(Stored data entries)
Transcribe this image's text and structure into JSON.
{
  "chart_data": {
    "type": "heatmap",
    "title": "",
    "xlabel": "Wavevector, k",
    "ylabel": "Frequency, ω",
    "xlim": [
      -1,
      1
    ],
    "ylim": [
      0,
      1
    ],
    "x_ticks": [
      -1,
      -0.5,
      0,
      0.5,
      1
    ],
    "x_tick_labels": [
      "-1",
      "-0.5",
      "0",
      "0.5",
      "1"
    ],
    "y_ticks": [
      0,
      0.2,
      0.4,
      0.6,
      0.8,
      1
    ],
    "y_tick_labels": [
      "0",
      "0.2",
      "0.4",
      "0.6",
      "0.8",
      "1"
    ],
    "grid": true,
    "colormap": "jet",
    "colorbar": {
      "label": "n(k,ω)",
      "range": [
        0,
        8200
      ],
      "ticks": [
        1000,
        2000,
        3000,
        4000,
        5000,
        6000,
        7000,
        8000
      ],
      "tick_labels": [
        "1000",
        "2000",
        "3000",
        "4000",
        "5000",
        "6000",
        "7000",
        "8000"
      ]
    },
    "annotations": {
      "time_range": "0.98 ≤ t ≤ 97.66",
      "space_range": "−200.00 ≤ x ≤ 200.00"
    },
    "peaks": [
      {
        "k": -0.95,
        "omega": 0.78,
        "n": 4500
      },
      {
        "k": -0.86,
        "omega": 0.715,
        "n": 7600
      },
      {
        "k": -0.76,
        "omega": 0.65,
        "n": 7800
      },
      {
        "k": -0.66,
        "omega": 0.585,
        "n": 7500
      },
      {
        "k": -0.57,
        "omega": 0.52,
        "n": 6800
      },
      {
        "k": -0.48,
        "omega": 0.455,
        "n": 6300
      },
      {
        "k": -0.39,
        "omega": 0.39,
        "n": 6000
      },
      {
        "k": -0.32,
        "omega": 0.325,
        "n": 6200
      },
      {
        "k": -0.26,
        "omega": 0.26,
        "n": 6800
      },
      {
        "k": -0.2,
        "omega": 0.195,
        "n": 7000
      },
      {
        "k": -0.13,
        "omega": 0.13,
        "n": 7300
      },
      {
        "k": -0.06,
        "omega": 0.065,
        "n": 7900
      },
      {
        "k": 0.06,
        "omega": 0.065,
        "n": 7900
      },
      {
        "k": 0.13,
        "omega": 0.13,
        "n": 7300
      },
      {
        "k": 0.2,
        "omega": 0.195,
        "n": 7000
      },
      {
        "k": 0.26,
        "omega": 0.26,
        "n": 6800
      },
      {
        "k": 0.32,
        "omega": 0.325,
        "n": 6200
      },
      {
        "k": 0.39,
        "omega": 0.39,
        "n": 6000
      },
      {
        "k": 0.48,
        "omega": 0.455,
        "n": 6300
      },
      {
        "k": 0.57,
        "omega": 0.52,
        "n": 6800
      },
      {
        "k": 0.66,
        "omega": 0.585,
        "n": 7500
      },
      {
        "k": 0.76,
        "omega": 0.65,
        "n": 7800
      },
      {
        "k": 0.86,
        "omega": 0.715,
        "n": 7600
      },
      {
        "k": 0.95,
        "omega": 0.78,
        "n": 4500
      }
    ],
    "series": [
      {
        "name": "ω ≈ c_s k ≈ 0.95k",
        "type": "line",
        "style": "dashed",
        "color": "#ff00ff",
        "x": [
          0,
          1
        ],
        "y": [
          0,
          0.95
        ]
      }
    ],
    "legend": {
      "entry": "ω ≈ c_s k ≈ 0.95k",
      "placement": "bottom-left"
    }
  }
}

# What you need to do:
Output the entries verbatim.

# Solution below:
Transcribe this image's text and structure into JSON.
{
  "chart_data": {
    "type": "heatmap",
    "title": "",
    "xlabel": "Wavevector, k",
    "ylabel": "Frequency, ω",
    "xlim": [
      -1,
      1
    ],
    "ylim": [
      0,
      1
    ],
    "x_ticks": [
      -1,
      -0.5,
      0,
      0.5,
      1
    ],
    "x_tick_labels": [
      "-1",
      "-0.5",
      "0",
      "0.5",
      "1"
    ],
    "y_ticks": [
      0,
      0.2,
      0.4,
      0.6,
      0.8,
      1
    ],
    "y_tick_labels": [
      "0",
      "0.2",
      "0.4",
      "0.6",
      "0.8",
      "1"
    ],
    "grid": true,
    "colormap": "jet",
    "colorbar": {
      "label": "n(k,ω)",
      "range": [
        0,
        8200
      ],
      "ticks": [
        1000,
        2000,
        3000,
        4000,
        5000,
        6000,
        7000,
        8000
      ],
      "tick_labels": [
        "1000",
        "2000",
        "3000",
        "4000",
        "5000",
        "6000",
        "7000",
        "8000"
      ]
    },
    "annotations": {
      "time_range": "0.98 ≤ t ≤ 97.66",
      "space_range": "−200.00 ≤ x ≤ 200.00"
    },
    "peaks": [
      {
        "k": -0.95,
        "omega": 0.78,
        "n": 4500
      },
      {
        "k": -0.86,
        "omega": 0.715,
        "n": 7600
      },
      {
        "k": -0.76,
        "omega": 0.65,
        "n": 7800
      },
      {
        "k": -0.66,
        "omega": 0.585,
        "n": 7500
      },
      {
        "k": -0.57,
        "omega": 0.52,
        "n": 6800
      },
      {
        "k": -0.48,
        "omega": 0.455,
        "n": 6300
      },
      {
        "k": -0.39,
        "omega": 0.39,
        "n": 6000
      },
      {
        "k": -0.32,
        "omega": 0.325,
        "n": 6200
      },
      {
        "k": -0.26,
        "omega": 0.26,
        "n": 6800
      },
      {
        "k": -0.2,
        "omega": 0.195,
        "n": 7000
      },
      {
        "k": -0.13,
        "omega": 0.13,
        "n": 7300
      },
      {
        "k": -0.06,
        "omega": 0.065,
        "n": 7900
      },
      {
        "k": 0.06,
        "omega": 0.065,
        "n": 7900
      },
      {
        "k": 0.13,
        "omega": 0.13,
        "n": 7300
      },
      {
        "k": 0.2,
        "omega": 0.195,
        "n": 7000
      },
      {
        "k": 0.26,
        "omega": 0.26,
        "n": 6800
      },
      {
        "k": 0.32,
        "omega": 0.325,
        "n": 6200
      },
      {
        "k": 0.39,
        "omega": 0.39,
        "n": 6000
      },
      {
        "k": 0.48,
        "omega": 0.455,
        "n": 6300
      },
      {
        "k": 0.57,
        "omega": 0.52,
        "n": 6800
      },
      {
        "k": 0.66,
        "omega": 0.585,
        "n": 7500
      },
      {
        "k": 0.76,
        "omega": 0.65,
        "n": 7800
      },
      {
        "k": 0.86,
        "omega": 0.715,
        "n": 7600
      },
      {
        "k": 0.95,
        "omega": 0.78,
        "n": 4500
      }
    ],
    "series": [
      {
        "name": "ω ≈ c_s k ≈ 0.95k",
        "type": "line",
        "style": "dashed",
        "color": "#ff00ff",
        "x": [
          0,
          1
        ],
        "y": [
          0,
          0.95
        ]
      }
    ],
    "legend": {
      "entry": "ω ≈ c_s k ≈ 0.95k",
      "placement": "bottom-left"
    }
  }
}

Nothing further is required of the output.